■ **RECORDS FOR THIS TASK**
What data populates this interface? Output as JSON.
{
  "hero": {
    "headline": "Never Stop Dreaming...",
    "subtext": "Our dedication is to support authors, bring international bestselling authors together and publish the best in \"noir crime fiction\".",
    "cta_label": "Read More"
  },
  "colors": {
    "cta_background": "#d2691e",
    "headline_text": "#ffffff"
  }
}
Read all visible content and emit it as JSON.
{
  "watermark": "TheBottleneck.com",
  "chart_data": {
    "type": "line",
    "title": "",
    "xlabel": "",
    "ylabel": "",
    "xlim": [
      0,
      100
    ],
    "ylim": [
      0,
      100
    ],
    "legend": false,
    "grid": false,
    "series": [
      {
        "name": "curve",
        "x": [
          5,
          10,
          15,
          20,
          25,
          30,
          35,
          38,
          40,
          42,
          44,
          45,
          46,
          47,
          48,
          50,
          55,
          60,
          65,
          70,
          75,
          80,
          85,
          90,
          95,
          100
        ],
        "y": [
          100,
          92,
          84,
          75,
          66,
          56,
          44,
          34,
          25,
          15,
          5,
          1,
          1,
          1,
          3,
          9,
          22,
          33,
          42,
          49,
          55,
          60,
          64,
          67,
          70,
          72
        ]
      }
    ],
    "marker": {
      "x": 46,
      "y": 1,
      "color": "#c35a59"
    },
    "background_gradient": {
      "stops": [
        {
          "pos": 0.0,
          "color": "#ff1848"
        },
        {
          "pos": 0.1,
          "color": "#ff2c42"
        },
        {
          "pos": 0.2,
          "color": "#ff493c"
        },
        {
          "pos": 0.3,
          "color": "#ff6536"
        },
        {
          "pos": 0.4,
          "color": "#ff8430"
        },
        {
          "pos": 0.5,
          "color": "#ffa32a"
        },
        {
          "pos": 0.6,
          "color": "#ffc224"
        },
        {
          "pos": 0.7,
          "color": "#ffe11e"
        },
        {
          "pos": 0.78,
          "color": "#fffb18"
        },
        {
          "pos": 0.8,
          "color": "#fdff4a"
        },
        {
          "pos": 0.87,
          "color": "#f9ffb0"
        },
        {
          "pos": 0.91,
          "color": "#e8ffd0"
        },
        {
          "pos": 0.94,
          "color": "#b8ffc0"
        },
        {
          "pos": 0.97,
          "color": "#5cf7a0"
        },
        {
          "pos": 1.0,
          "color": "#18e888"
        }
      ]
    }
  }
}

■ **TASK**
Where a line above contains the word "JSON", copy that line.

■ **OUTPUT FOR THIS TASK**
What data populates this interface? Output as JSON.
Read all visible content and emit it as JSON.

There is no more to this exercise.